Schema governanceUse Schema Registry and compatible formats intentionally.
SMT boundariesUse Single Message Transforms for simple reshaping, not business processing.
Error handlingDesign fail-fast, tolerate, retry, and DLQ behavior.
Throughput/scalingTune tasks.max, batching, polling, partitioning, and external system limits.
OperationsManage lifecycle through REST/API/GitOps/operator.
SecurityHandle credentials, ACLs, TLS, secrets, and least privilege.

1.1 Practice Goal

By the end of this part, you should be able to:

  • explain Kafka Connect architecture without hand-waving;
  • choose source/sink connector patterns correctly;
  • review connector configs for correctness and risk;
  • reason about connector offsets and replay;
  • decide when SMT is enough and when stream processing is needed;
  • design DLQ/error handling for connector pipelines;
  • operate connectors with observability and runbooks.

2. Where Kafka Connect Fits

Kafka Connect is best for standardized integration.

It is not best for:

  • complex domain workflows;
  • heavy event correlation;
  • stateful business processing;
  • human-in-the-loop case lifecycle;
  • external side effects requiring custom compensation logic.

Those usually belong in Java services, Kafka Streams, workflow engines, or specialized ingestion systems.


3. Core Runtime Model

Kafka Connect has five primary concepts.

ConceptMeaning
workerJVM process that runs connector/task execution
connectorlogical integration definition and coordinator
taskparallel unit of work assigned to workers
convertertranslates between Connect data model and Kafka record bytes
transformper-record lightweight transformation before/after Kafka

A connector defines what to move.

Tasks perform the work.

Workers provide runtime execution and coordination.


4. Source Connectors

A source connector moves data from an external system into Kafka.

Examples:

  • database CDC to Kafka;
  • JDBC polling to Kafka;
  • object storage files to Kafka;
  • SaaS events to Kafka;
  • metrics/logs to Kafka.

General source flow:

Important source connector questions:

  • What external position is tracked?
  • Can the source be replayed?
  • Is ordering important?
  • How does it handle deletes?
  • Does it capture schema changes?
  • Does it support snapshots?
  • Can it resume after failure without duplicates or gaps?
  • What is the source system load?

5. Sink Connectors

A sink connector moves data from Kafka to an external system.

Examples:

  • Kafka to Elasticsearch/OpenSearch;
  • Kafka to Snowflake/BigQuery/warehouse;
  • Kafka to object storage;
  • Kafka to relational database;
  • Kafka to search index;
  • Kafka to data lake.

General sink flow:

Important sink connector questions:

  • Is the sink write idempotent?

▸ Annotated region listings
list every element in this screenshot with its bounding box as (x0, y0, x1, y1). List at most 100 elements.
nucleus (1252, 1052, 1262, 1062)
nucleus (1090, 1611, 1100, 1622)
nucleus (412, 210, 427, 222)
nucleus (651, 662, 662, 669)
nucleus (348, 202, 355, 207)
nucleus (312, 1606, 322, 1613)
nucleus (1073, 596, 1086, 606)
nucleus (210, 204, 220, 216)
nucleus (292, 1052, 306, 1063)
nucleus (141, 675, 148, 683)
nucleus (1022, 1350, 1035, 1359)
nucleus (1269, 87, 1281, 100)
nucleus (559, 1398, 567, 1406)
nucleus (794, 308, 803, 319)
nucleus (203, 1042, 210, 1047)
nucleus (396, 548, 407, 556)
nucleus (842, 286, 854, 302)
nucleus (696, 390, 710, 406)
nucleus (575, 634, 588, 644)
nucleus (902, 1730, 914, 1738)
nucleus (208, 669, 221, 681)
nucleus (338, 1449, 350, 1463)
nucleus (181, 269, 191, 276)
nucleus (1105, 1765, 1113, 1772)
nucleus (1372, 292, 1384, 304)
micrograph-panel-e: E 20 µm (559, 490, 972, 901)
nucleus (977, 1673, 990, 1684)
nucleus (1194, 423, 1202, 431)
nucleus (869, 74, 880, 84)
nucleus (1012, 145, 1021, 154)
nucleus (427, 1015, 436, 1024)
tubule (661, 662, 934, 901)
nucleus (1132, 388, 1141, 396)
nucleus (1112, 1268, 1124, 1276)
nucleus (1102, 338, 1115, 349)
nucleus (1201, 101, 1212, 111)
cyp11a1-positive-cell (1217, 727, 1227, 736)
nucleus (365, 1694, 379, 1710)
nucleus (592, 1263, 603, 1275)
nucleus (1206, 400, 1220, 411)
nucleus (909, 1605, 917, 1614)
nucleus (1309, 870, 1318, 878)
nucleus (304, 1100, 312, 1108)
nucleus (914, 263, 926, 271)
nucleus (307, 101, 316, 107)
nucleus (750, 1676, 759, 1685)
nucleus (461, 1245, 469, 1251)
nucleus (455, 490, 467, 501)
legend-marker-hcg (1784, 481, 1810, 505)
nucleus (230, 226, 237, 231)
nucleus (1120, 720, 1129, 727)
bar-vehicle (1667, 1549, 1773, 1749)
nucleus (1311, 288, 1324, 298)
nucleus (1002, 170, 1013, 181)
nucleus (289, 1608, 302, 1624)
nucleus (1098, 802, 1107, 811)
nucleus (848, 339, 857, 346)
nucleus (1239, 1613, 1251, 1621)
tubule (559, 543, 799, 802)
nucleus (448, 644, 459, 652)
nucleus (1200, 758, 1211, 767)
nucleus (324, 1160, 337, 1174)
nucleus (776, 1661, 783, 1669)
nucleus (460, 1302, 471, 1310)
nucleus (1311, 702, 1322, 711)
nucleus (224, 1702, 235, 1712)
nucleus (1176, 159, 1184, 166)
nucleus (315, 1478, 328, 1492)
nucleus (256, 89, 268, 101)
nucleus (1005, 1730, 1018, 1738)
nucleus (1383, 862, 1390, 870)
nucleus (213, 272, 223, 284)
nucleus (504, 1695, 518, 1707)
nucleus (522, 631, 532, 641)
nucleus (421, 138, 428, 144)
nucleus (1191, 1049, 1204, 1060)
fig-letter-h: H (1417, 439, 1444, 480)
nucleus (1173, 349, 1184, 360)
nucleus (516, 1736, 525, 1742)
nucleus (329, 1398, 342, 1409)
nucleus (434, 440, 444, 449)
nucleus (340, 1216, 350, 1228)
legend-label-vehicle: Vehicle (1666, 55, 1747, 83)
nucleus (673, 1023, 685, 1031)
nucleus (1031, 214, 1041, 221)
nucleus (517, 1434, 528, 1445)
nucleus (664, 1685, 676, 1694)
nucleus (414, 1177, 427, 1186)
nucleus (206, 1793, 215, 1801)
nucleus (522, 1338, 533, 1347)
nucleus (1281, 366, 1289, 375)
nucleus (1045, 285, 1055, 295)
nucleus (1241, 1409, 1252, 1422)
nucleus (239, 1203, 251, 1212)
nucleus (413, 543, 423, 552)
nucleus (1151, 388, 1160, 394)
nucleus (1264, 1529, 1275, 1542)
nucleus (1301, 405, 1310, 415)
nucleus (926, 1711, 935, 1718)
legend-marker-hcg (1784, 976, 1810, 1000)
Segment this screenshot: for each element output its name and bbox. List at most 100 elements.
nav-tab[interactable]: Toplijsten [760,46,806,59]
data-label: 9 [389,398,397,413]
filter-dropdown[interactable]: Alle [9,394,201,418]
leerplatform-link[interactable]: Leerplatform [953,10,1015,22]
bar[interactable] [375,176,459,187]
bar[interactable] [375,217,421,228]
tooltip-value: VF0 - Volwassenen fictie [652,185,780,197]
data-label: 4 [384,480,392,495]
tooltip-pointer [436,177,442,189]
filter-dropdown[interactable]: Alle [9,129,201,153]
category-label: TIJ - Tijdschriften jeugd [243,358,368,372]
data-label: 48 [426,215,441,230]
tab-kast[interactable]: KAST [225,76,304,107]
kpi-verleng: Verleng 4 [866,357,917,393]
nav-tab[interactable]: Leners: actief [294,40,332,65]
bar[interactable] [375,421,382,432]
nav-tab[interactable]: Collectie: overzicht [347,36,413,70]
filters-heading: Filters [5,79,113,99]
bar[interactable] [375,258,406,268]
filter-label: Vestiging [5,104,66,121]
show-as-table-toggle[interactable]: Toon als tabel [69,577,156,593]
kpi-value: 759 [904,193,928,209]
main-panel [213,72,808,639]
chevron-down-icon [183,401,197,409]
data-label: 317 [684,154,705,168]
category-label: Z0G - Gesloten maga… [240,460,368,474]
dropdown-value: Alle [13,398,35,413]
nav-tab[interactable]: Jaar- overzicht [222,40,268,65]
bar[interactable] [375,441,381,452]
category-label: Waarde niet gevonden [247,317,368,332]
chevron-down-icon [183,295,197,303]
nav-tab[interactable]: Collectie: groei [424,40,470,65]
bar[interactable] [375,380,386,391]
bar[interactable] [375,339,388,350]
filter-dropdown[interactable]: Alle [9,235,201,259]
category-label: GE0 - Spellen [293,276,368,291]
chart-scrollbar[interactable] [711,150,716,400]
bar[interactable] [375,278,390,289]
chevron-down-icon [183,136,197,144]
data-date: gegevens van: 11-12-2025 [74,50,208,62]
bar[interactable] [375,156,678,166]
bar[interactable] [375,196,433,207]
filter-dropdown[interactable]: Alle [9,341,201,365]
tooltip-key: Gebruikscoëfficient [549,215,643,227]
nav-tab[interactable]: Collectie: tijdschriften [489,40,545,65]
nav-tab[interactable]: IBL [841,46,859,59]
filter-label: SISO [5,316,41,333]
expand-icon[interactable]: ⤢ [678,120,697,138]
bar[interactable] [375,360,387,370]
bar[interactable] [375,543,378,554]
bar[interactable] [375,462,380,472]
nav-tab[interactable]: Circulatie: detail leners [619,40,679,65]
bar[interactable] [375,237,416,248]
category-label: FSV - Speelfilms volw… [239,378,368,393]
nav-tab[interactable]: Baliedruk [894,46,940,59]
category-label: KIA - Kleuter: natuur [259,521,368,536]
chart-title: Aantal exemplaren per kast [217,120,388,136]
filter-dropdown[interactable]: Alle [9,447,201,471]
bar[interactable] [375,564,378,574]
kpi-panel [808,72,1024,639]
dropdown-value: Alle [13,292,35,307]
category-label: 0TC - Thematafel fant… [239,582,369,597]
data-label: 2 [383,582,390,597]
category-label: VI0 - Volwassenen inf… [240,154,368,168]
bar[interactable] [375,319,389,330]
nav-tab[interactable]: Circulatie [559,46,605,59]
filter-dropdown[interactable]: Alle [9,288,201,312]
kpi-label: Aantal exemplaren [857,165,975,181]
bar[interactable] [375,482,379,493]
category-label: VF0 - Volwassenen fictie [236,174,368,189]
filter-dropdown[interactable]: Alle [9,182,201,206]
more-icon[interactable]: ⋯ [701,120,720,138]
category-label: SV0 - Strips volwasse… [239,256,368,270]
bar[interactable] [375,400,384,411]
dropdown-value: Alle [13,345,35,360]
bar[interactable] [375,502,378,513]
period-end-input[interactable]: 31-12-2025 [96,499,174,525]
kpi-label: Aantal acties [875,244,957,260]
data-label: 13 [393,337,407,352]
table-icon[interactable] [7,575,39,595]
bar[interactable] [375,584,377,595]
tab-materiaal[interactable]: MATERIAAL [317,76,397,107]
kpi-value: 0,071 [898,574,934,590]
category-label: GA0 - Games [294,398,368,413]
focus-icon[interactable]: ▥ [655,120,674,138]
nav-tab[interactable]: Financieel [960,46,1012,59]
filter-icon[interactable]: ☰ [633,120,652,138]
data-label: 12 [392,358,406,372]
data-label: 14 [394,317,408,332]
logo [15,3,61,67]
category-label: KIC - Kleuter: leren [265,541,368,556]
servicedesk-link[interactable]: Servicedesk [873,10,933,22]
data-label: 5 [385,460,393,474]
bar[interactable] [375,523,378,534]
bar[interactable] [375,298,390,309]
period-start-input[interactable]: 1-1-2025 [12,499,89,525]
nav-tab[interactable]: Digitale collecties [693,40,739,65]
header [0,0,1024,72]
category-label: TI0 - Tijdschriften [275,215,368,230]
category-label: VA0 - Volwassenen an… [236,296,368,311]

▸ What is asked
1 > Could you rewrite the annotated region listings, starting at their first line and stopping after the line containing "nucleus (1012, 145, 1021, 154)", with "bounding box" replaced by "enclosing rectangle" and everything else left the same?
2 > What comes next in the Kafka Connect guide? Continue it from the point where it stops.
The Kafka Connect guide and the listings have no connection to each other.

▸ Responses by task
1 >
list every element in this screenshot with its enclosing rectangle as (x0, y0, x1, y1). List at most 100 elements.
nucleus (1252, 1052, 1262, 1062)
nucleus (1090, 1611, 1100, 1622)
nucleus (412, 210, 427, 222)
nucleus (651, 662, 662, 669)
nucleus (348, 202, 355, 207)
nucleus (312, 1606, 322, 1613)
nucleus (1073, 596, 1086, 606)
nucleus (210, 204, 220, 216)
nucleus (292, 1052, 306, 1063)
nucleus (141, 675, 148, 683)
nucleus (1022, 1350, 1035, 1359)
nucleus (1269, 87, 1281, 100)
nucleus (559, 1398, 567, 1406)
nucleus (794, 308, 803, 319)
nucleus (203, 1042, 210, 1047)
nucleus (396, 548, 407, 556)
nucleus (842, 286, 854, 302)
nucleus (696, 390, 710, 406)
nucleus (575, 634, 588, 644)
nucleus (902, 1730, 914, 1738)
nucleus (208, 669, 221, 681)
nucleus (338, 1449, 350, 1463)
nucleus (181, 269, 191, 276)
nucleus (1105, 1765, 1113, 1772)
nucleus (1372, 292, 1384, 304)
micrograph-panel-e: E 20 µm (559, 490, 972, 901)
nucleus (977, 1673, 990, 1684)
nucleus (1194, 423, 1202, 431)
nucleus (869, 74, 880, 84)
nucleus (1012, 145, 1021, 154)

2 >
  • Does sink support upsert or only append?
  • How are tombstones handled?
  • What is the primary key in the sink?
  • What happens on duplicate delivery?
  • What batch size is safe?
  • Can the sink handle Kafka replay?
  • What is the external system rate limit?

6. Standalone vs Distributed Mode

Kafka Connect can run standalone or distributed.

ModeUse CaseState StorageProduction Fit
standalonelocal dev, simple one-node testinglocal fileslow
distributedproduction clustersKafka internal topicshigh

For production, assume distributed mode.

Distributed mode uses Kafka topics for:

  • connector configurations;
  • connector/task status;
  • connector offsets.

These internal topics are part of your production state.

Do not treat them as disposable.


7. Internal Topics

A distributed Connect cluster usually needs internal topics such as:

Topic PurposeMeaning
config storageconnector configurations
offset storagesource connector positions
status storageconnector/task status

Design them intentionally:

  • replication factor appropriate to cluster criticality;
  • compaction enabled where required by Connect;
  • ACLs restricted to Connect principal;
  • monitored like infrastructure topics;
  • backed up or recoverable by deployment process;
  • not consumed by application teams.

If offset storage is lost, source connector replay/gap behavior depends on the connector and source system.


8. Workers, Connectors, and Tasks

8.1 Worker

A worker is the JVM runtime.

It provides:

  • plugin loading;
  • REST API;
  • task execution;
  • rebalance/assignment;
  • converter config;
  • security config;
  • offset/status/config storage;
  • metrics/logging.

8.2 Connector

A connector is the logical integration instance.

It defines:

  • connector class;
  • source/sink system configuration;
  • topics or topic patterns;
  • task parallelism;
  • transforms;
  • error handling;
  • converter overrides;
  • connector-specific settings.

8.3 Task

A task is the parallel execution unit.

tasks.max sets an upper bound, not a guaranteed number of productive tasks.

Actual parallelism depends on connector capabilities.

Examples:

  • sink connector parallelism is often limited by Kafka topic partitions;
  • source connector parallelism depends on source partitioning model;
  • JDBC source polling one table may not benefit from many tasks;
  • object store sink may parallelize by topic/partition/file rotation.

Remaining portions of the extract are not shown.